● SOURCE DATA:
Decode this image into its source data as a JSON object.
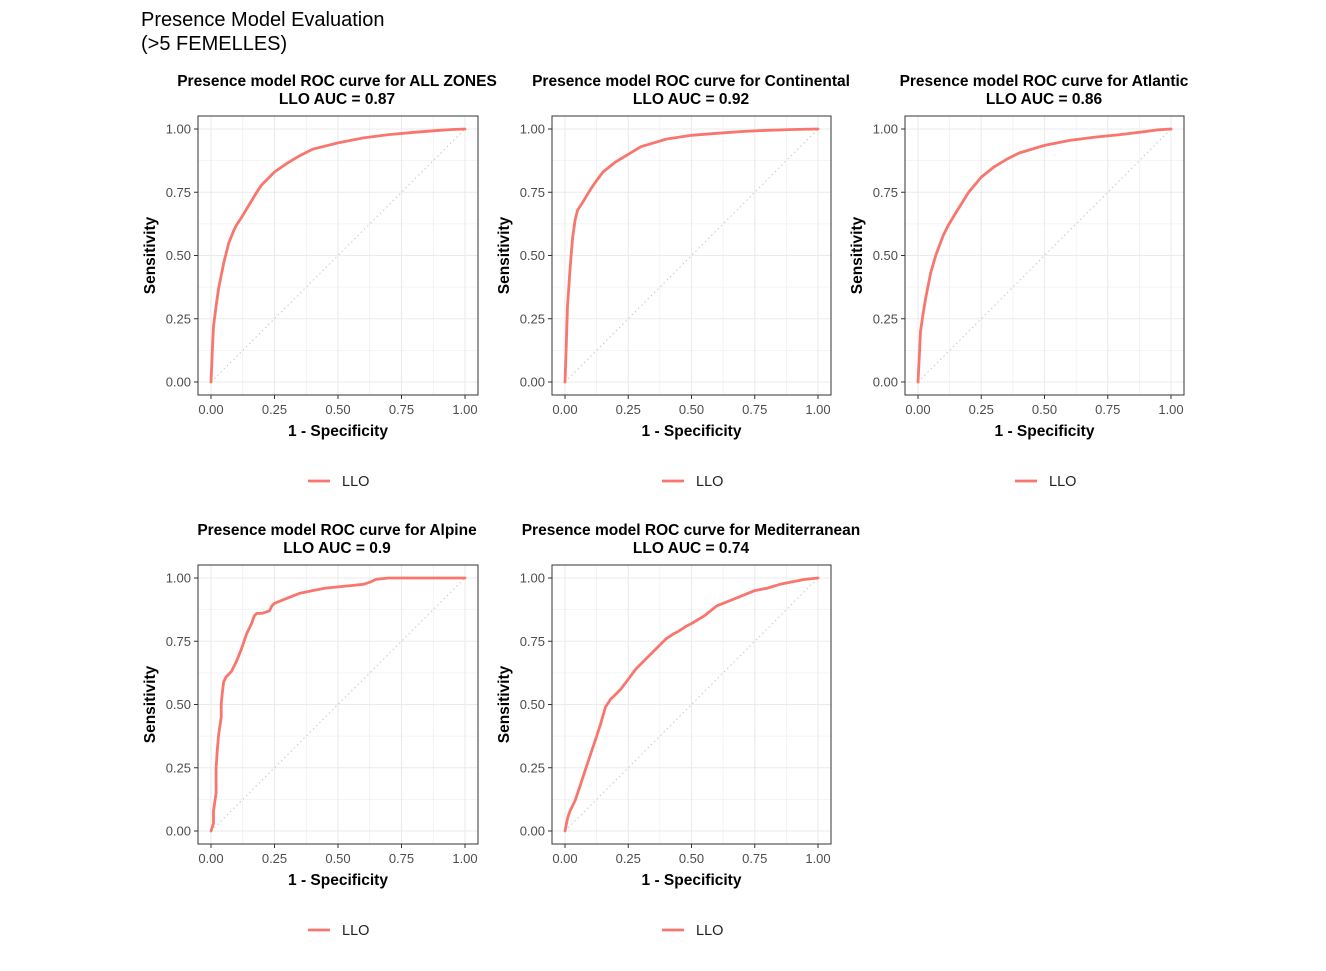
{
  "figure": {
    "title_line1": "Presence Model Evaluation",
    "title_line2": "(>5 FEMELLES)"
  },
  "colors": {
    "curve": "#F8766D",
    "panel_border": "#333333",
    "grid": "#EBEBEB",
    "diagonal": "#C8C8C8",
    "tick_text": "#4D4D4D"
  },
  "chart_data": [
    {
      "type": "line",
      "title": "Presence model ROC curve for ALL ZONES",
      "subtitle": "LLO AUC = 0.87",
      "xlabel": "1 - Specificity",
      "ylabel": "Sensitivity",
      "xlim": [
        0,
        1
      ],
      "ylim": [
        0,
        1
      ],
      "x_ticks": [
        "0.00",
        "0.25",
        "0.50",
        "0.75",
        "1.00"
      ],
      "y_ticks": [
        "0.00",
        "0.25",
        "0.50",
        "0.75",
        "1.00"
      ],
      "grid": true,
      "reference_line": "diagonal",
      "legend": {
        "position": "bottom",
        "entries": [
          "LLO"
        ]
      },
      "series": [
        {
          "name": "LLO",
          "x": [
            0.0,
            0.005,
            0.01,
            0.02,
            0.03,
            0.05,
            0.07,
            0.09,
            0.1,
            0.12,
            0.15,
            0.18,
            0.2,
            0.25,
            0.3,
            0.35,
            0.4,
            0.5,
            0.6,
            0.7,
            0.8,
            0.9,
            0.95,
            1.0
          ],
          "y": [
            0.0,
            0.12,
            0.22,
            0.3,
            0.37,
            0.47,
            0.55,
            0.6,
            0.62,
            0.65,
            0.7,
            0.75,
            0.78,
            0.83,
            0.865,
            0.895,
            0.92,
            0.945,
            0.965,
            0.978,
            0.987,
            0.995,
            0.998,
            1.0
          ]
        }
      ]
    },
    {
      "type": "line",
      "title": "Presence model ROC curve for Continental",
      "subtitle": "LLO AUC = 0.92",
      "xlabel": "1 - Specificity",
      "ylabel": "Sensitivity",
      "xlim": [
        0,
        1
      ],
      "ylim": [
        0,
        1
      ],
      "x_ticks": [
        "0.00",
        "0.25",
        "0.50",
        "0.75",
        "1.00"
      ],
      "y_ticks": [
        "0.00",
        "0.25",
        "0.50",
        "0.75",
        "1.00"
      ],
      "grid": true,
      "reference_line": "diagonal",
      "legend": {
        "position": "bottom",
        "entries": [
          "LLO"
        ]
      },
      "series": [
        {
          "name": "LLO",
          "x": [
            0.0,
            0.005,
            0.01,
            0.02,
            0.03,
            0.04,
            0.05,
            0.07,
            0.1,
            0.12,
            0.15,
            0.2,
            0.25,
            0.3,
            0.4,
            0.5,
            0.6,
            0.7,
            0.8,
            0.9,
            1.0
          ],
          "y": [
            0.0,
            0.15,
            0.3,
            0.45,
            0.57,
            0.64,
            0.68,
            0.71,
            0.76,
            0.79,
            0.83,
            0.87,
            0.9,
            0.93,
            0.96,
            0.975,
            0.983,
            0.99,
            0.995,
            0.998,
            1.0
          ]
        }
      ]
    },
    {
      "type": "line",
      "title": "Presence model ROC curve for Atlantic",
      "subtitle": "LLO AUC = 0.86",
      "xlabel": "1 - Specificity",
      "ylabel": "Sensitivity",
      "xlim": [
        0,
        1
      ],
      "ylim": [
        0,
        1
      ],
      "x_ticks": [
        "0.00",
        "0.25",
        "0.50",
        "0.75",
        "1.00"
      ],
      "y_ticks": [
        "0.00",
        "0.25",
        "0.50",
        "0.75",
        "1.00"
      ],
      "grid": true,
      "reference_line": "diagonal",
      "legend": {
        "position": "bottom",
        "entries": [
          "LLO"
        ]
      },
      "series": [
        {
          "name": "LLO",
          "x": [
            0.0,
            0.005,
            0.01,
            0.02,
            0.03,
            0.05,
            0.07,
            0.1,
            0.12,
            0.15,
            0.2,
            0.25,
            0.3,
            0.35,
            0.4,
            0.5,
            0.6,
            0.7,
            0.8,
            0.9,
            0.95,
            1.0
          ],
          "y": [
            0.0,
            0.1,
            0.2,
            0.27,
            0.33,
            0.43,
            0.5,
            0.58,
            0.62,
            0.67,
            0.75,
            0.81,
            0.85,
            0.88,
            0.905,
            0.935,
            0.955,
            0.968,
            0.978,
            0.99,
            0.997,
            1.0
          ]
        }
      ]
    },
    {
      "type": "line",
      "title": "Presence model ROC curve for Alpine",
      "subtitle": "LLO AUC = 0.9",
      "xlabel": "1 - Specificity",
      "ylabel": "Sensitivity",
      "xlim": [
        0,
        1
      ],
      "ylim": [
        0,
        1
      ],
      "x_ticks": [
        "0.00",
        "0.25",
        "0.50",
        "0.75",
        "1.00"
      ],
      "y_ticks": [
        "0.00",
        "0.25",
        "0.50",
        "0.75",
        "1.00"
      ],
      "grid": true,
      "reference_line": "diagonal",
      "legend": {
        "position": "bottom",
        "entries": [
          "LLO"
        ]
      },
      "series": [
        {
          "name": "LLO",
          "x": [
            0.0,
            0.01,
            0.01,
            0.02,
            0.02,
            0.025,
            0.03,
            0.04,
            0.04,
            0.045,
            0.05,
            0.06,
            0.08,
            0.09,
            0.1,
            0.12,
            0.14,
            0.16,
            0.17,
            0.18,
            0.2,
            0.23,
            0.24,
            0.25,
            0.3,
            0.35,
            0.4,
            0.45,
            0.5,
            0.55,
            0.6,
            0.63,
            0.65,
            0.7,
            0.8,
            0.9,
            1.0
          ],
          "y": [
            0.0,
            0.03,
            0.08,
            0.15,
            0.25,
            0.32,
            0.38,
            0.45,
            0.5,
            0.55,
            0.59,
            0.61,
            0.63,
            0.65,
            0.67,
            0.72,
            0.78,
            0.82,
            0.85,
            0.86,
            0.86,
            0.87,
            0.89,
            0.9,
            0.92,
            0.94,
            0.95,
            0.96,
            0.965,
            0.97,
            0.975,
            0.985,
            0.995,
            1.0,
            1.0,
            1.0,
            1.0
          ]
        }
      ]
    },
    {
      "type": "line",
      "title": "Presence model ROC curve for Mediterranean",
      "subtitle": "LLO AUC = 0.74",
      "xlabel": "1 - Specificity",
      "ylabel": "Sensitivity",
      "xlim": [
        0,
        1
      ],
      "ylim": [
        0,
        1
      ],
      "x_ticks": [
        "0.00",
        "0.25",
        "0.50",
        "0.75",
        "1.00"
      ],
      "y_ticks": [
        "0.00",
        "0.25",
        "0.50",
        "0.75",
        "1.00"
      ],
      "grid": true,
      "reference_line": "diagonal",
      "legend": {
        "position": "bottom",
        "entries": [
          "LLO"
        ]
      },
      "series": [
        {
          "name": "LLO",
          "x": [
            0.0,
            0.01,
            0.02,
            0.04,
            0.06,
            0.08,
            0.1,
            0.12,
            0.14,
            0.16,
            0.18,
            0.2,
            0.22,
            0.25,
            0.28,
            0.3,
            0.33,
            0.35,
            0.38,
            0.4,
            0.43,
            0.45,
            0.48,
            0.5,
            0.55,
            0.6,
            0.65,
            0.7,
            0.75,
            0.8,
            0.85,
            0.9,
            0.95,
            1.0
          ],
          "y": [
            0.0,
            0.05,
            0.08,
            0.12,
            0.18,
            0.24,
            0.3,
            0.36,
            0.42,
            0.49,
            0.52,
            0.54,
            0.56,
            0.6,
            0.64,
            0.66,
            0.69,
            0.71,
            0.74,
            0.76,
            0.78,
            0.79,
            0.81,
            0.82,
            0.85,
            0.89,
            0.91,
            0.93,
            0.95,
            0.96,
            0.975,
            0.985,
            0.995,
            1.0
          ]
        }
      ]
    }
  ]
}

* * *

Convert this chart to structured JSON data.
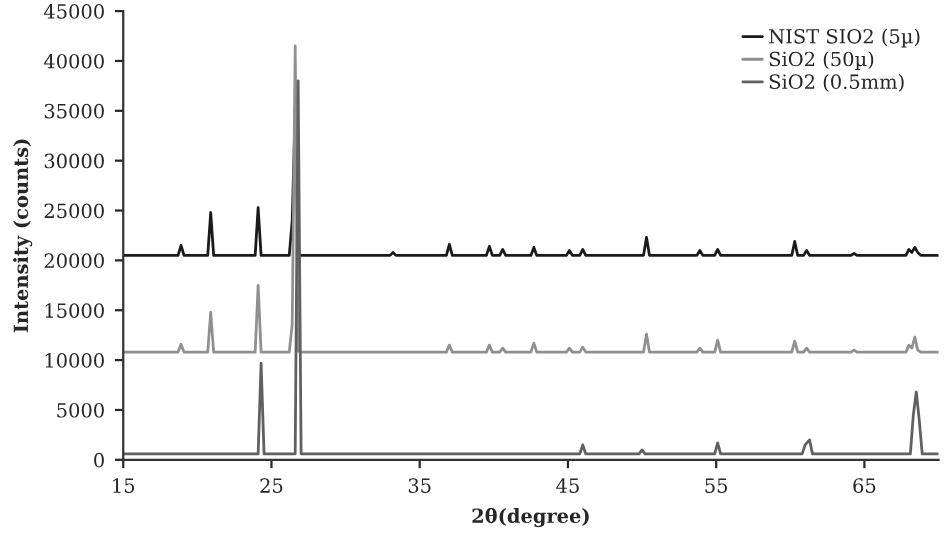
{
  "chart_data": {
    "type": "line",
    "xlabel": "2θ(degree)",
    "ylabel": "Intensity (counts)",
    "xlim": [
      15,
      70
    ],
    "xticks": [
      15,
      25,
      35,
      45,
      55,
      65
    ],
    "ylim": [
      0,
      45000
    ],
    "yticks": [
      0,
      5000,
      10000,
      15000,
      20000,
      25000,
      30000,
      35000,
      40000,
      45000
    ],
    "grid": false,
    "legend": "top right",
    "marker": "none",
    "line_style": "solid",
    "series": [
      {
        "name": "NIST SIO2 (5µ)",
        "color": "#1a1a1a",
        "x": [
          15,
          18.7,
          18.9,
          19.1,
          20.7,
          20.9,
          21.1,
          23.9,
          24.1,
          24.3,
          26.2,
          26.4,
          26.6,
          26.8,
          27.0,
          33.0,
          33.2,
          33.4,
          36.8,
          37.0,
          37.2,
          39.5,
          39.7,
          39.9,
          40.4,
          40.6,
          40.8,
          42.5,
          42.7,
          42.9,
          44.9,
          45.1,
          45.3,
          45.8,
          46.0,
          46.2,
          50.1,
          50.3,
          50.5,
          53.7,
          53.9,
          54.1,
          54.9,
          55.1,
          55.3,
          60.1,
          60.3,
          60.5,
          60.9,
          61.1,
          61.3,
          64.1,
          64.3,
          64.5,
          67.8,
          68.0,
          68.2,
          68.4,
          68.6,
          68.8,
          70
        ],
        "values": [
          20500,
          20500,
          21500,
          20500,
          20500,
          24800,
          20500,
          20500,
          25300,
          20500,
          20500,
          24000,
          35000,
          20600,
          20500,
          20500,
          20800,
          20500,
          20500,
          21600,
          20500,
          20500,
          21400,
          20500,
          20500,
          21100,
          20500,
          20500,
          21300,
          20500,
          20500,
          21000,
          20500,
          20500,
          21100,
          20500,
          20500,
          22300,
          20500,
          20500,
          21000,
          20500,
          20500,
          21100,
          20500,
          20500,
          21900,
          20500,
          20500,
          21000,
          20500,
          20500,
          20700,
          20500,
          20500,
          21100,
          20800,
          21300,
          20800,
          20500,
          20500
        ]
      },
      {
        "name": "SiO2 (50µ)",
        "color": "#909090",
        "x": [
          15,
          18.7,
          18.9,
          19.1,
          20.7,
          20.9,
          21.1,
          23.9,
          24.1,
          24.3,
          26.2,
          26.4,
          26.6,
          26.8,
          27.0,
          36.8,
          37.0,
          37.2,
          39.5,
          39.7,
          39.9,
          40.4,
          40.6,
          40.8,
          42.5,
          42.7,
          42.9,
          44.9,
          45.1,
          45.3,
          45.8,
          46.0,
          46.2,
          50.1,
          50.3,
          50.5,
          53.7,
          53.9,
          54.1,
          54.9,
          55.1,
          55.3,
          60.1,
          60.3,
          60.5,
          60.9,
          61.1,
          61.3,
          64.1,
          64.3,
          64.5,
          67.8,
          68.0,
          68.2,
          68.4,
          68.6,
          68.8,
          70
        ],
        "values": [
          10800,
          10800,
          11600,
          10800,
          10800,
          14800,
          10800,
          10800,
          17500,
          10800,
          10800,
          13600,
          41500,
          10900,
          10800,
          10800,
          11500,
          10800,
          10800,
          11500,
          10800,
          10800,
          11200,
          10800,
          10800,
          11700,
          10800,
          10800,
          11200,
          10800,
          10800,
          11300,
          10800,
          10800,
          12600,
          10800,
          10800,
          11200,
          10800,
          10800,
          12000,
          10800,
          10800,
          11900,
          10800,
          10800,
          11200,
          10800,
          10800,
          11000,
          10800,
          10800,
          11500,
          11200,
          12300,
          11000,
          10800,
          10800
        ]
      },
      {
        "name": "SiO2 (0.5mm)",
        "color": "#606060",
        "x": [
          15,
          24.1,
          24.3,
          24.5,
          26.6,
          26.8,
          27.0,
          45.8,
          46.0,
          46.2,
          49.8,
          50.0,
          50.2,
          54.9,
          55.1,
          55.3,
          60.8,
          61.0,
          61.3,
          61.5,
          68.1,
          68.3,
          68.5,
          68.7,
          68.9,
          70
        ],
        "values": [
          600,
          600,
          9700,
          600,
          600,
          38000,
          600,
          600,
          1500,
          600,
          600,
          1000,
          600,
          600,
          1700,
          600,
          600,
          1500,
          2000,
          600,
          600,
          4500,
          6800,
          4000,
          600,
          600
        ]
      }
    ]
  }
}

● WHAT THE EXERCISE ASKS: Filter the listing above by the word "Presence"; copy each line that passes.

● EXERCISE ANSWER:
    "title_line1": "Presence Model Evaluation",
      "title": "Presence model ROC curve for ALL ZONES",
      "title": "Presence model ROC curve for Continental",
      "title": "Presence model ROC curve for Atlantic",
      "title": "Presence model ROC curve for Alpine",
      "title": "Presence model ROC curve for Mediterranean",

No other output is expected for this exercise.